_What you need to do_: Copy all lines of the listing that include the string "Correlation".

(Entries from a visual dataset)
• • • •

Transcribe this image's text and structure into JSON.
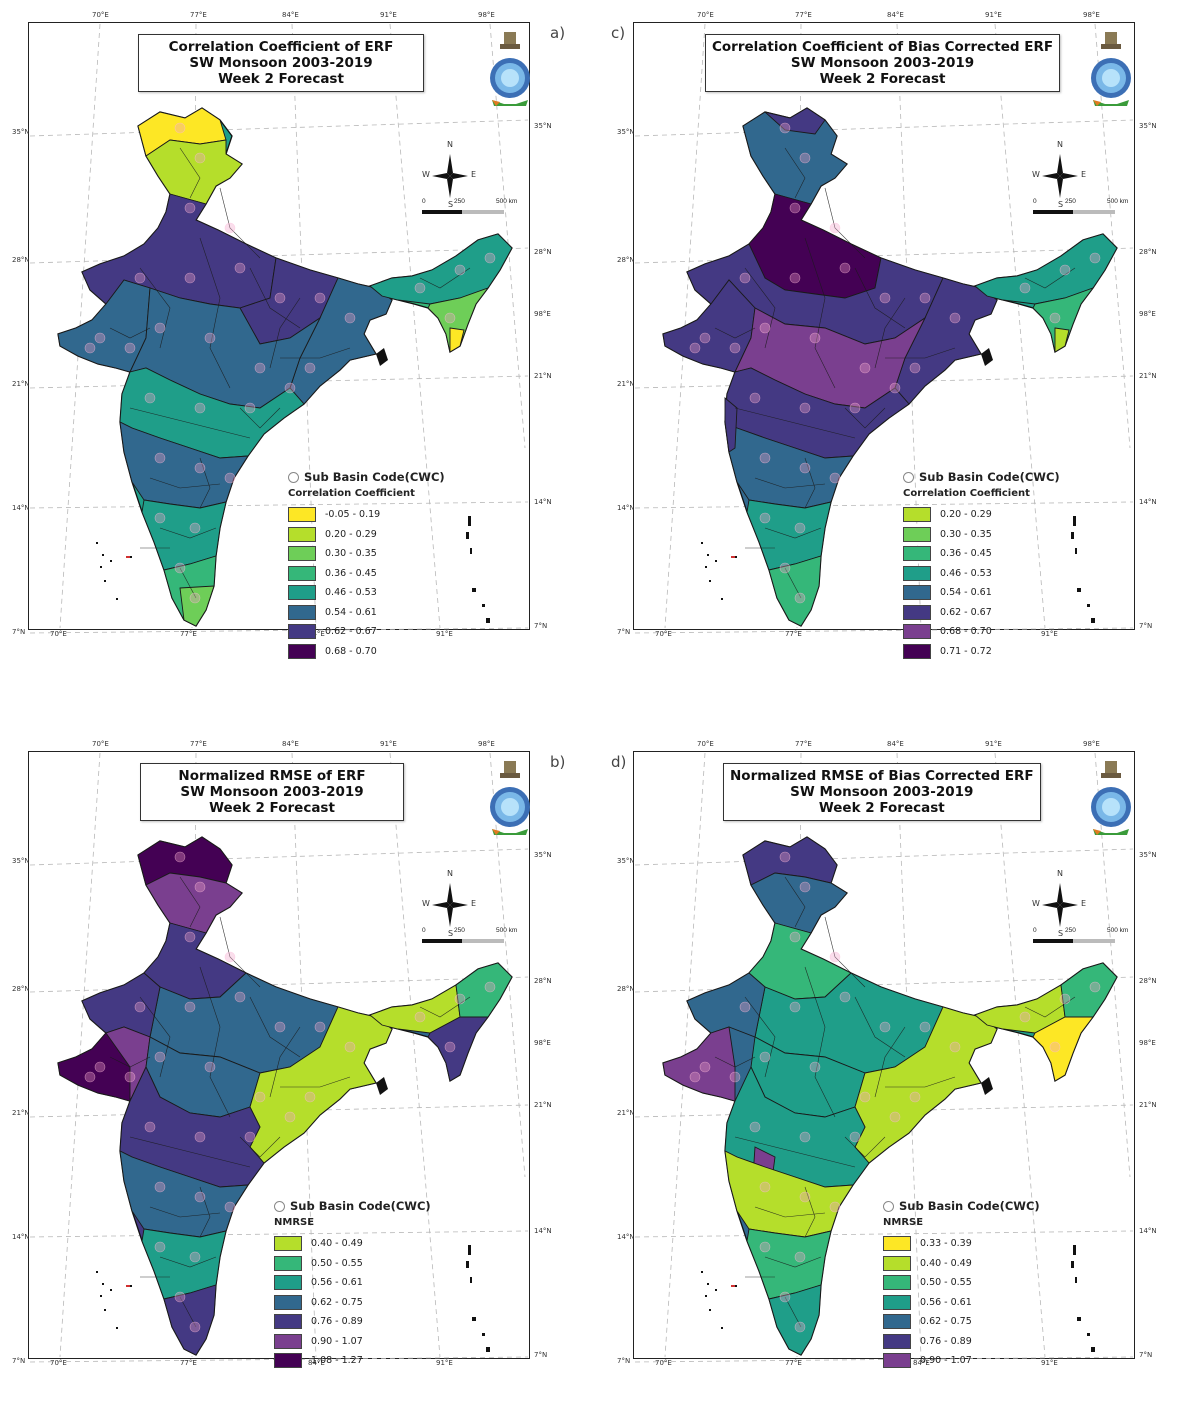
{
  "panels": [
    {
      "id": "a",
      "label": "a)",
      "title": [
        "Correlation Coefficient of ERF",
        "SW Monsoon 2003-2019",
        "Week 2 Forecast"
      ],
      "legend_sub": "Sub Basin Code(CWC)",
      "legend_title": "Correlation Coefficient",
      "legend": [
        {
          "label": "-0.05 - 0.19",
          "color": "#fde725"
        },
        {
          "label": "0.20 - 0.29",
          "color": "#b5de2b"
        },
        {
          "label": "0.30 - 0.35",
          "color": "#6ece58"
        },
        {
          "label": "0.36 - 0.45",
          "color": "#35b779"
        },
        {
          "label": "0.46 - 0.53",
          "color": "#1f9e89"
        },
        {
          "label": "0.54 - 0.61",
          "color": "#31688e"
        },
        {
          "label": "0.62 - 0.67",
          "color": "#443983"
        },
        {
          "label": "0.68 - 0.70",
          "color": "#440154"
        }
      ]
    },
    {
      "id": "c",
      "label": "c)",
      "title": [
        "Correlation Coefficient of Bias Corrected ERF",
        "SW Monsoon 2003-2019",
        "Week 2 Forecast"
      ],
      "legend_sub": "Sub Basin Code(CWC)",
      "legend_title": "Correlation Coefficient",
      "legend": [
        {
          "label": "0.20 - 0.29",
          "color": "#b5de2b"
        },
        {
          "label": "0.30 - 0.35",
          "color": "#6ece58"
        },
        {
          "label": "0.36 - 0.45",
          "color": "#35b779"
        },
        {
          "label": "0.46 - 0.53",
          "color": "#1f9e89"
        },
        {
          "label": "0.54 - 0.61",
          "color": "#31688e"
        },
        {
          "label": "0.62 - 0.67",
          "color": "#443983"
        },
        {
          "label": "0.68 - 0.70",
          "color": "#7a3f8f"
        },
        {
          "label": "0.71 - 0.72",
          "color": "#440154"
        }
      ]
    },
    {
      "id": "b",
      "label": "b)",
      "title": [
        "Normalized RMSE of ERF",
        "SW Monsoon 2003-2019",
        "Week 2 Forecast"
      ],
      "legend_sub": "Sub Basin Code(CWC)",
      "legend_title": "NMRSE",
      "legend": [
        {
          "label": "0.40 - 0.49",
          "color": "#b5de2b"
        },
        {
          "label": "0.50 - 0.55",
          "color": "#35b779"
        },
        {
          "label": "0.56 - 0.61",
          "color": "#1f9e89"
        },
        {
          "label": "0.62 - 0.75",
          "color": "#31688e"
        },
        {
          "label": "0.76 - 0.89",
          "color": "#443983"
        },
        {
          "label": "0.90 - 1.07",
          "color": "#7a3f8f"
        },
        {
          "label": "1.08 - 1.27",
          "color": "#440154"
        }
      ]
    },
    {
      "id": "d",
      "label": "d)",
      "title": [
        "Normalized RMSE of Bias Corrected ERF",
        "SW Monsoon 2003-2019",
        "Week 2 Forecast"
      ],
      "legend_sub": "Sub Basin Code(CWC)",
      "legend_title": "NMRSE",
      "legend": [
        {
          "label": "0.33 - 0.39",
          "color": "#fde725"
        },
        {
          "label": "0.40 - 0.49",
          "color": "#b5de2b"
        },
        {
          "label": "0.50 - 0.55",
          "color": "#35b779"
        },
        {
          "label": "0.56 - 0.61",
          "color": "#1f9e89"
        },
        {
          "label": "0.62 - 0.75",
          "color": "#31688e"
        },
        {
          "label": "0.76 - 0.89",
          "color": "#443983"
        },
        {
          "label": "0.90 - 1.07",
          "color": "#7a3f8f"
        }
      ]
    }
  ],
  "axes": {
    "lon_top": [
      "70°E",
      "77°E",
      "84°E",
      "91°E",
      "98°E"
    ],
    "lon_bottom": [
      "70°E",
      "77°E",
      "84°E",
      "91°E"
    ],
    "lat_left": [
      "35°N",
      "28°N",
      "21°N",
      "14°N",
      "7°N"
    ],
    "lat_right": [
      "35°N",
      "28°N",
      "98°E",
      "21°N",
      "14°N",
      "7°N"
    ]
  },
  "compass": {
    "n": "N",
    "s": "S",
    "e": "E",
    "w": "W"
  },
  "scalebar": {
    "zero": "0",
    "mid": "250",
    "end": "500 km"
  }
}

• • • •

_Result of this task_:
        "Correlation Coefficient of ERF",
      "legend_title": "Correlation Coefficient",
        "Correlation Coefficient of Bias Corrected ERF",
      "legend_title": "Correlation Coefficient",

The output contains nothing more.